Image records of document pages
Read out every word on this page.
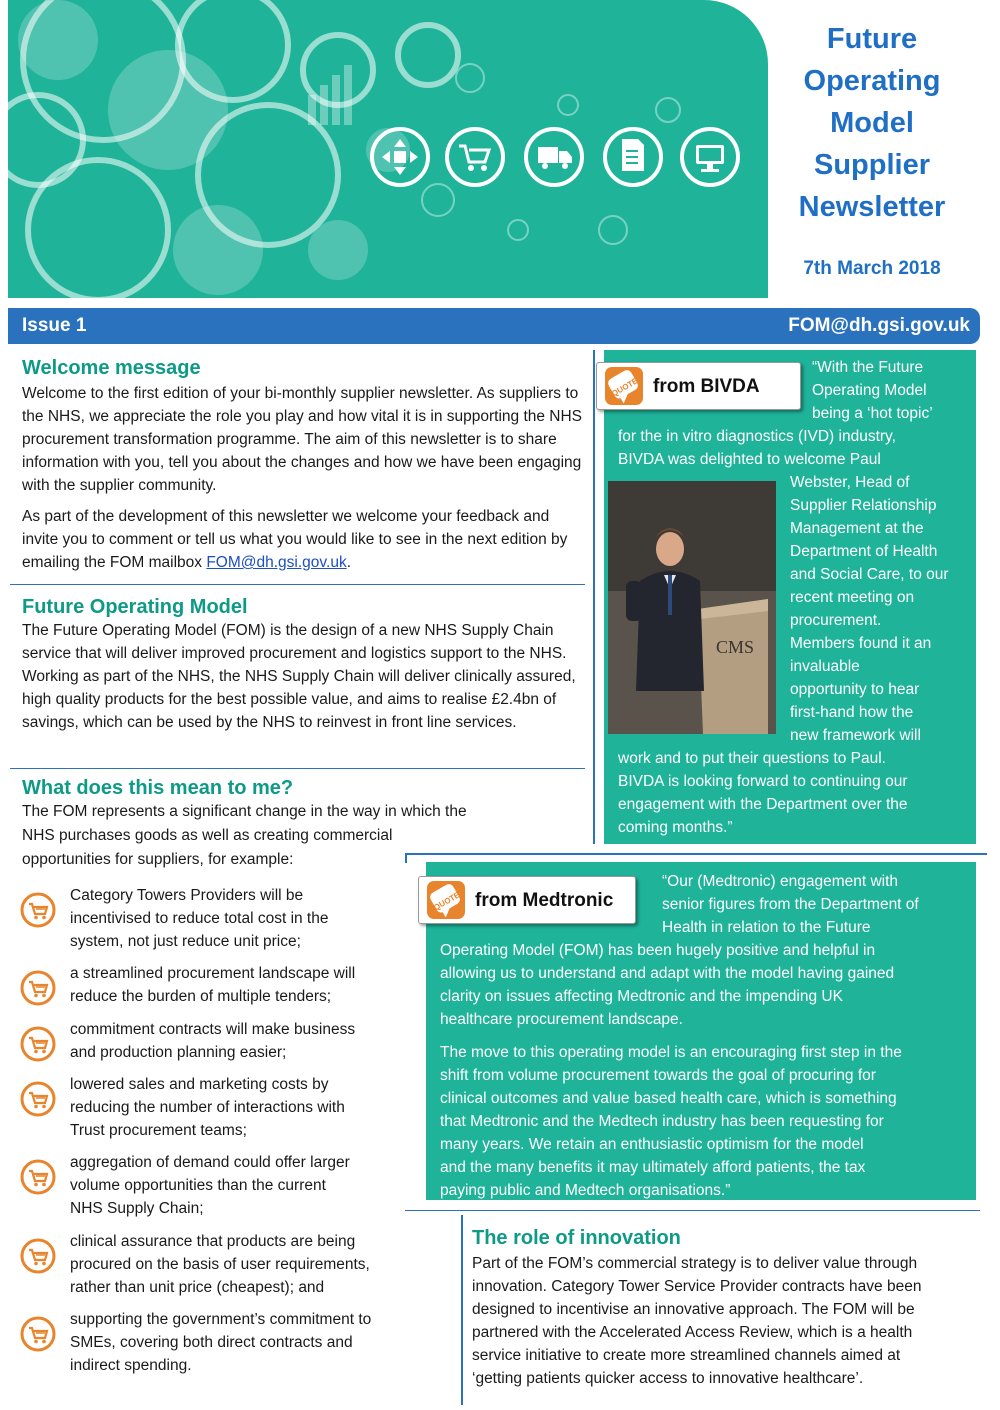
Future
Operating
Model
Supplier
Newsletter
7th March 2018
Issue 1	FOM@dh.gsi.gov.uk
Welcome message

Welcome to the first edition of your bi-monthly supplier newsletter. As suppliers to the NHS, we appreciate the role you play and how vital it is in supporting the NHS procurement transformation programme. The aim of this newsletter is to share information with you, tell you about the changes and how we have been engaging with the supplier community.

As part of the development of this newsletter we welcome your feedback and invite you to comment or tell us what you would like to see in the next edition by emailing the FOM mailbox FOM@dh.gsi.gov.uk.

Future Operating Model

The Future Operating Model (FOM) is the design of a new NHS Supply Chain service that will deliver improved procurement and logistics support to the NHS. Working as part of the NHS, the NHS Supply Chain will deliver clinically assured, high quality products for the best possible value, and aims to realise £2.4bn of savings, which can be used by the NHS to reinvest in front line services.

What does this mean to me?

The FOM represents a significant change in the way in which the

NHS purchases goods as well as creating commercial

opportunities for suppliers, for example:

Category Towers Providers will be

incentivised to reduce total cost in the

system, not just reduce unit price;

a streamlined procurement landscape will

reduce the burden of multiple tenders;

commitment contracts will make business

and production planning easier;

lowered sales and marketing costs by

reducing the number of interactions with

Trust procurement teams;

aggregation of demand could offer larger

volume opportunities than the current

NHS Supply Chain;

clinical assurance that products are being

procured on the basis of user requirements,

rather than unit price (cheapest); and

supporting the government’s commitment to

SMEs, covering both direct contracts and

indirect spending.

QUOTE from BIVDA

“With the Future

Operating Model

being a ‘hot topic’

for the in vitro diagnostics (IVD) industry,

BIVDA was delighted to welcome Paul

CMS

Webster, Head of

Supplier Relationship

Management at the

Department of Health

and Social Care, to our

recent meeting on

procurement.

Members found it an

invaluable

opportunity to hear

first-hand how the

new framework will

work and to put their questions to Paul.

BIVDA is looking forward to continuing our

engagement with the Department over the

coming months.”

QUOTE from Medtronic

“Our (Medtronic) engagement with

senior figures from the Department of

Health in relation to the Future

Operating Model (FOM) has been hugely positive and helpful in

allowing us to understand and adapt with the model having gained

clarity on issues affecting Medtronic and the impending UK

healthcare procurement landscape.

The move to this operating model is an encouraging first step in the

shift from volume procurement towards the goal of procuring for

clinical outcomes and value based health care, which is something

that Medtronic and the Medtech industry has been requesting for

many years. We retain an enthusiastic optimism for the model

and the many benefits it may ultimately afford patients, the tax

paying public and Medtech organisations.”

The role of innovation

Part of the FOM’s commercial strategy is to deliver value through

innovation. Category Tower Service Provider contracts have been

designed to incentivise an innovative approach. The FOM will be

partnered with the Accelerated Access Review, which is a health

service initiative to create more streamlined channels aimed at

‘getting patients quicker access to innovative healthcare’.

What to produce »
Look through the records above for the string "BIVDA", then copy every line that has it.

Written solution »
QUOTE from BIVDA
BIVDA was delighted to welcome Paul
BIVDA is looking forward to continuing our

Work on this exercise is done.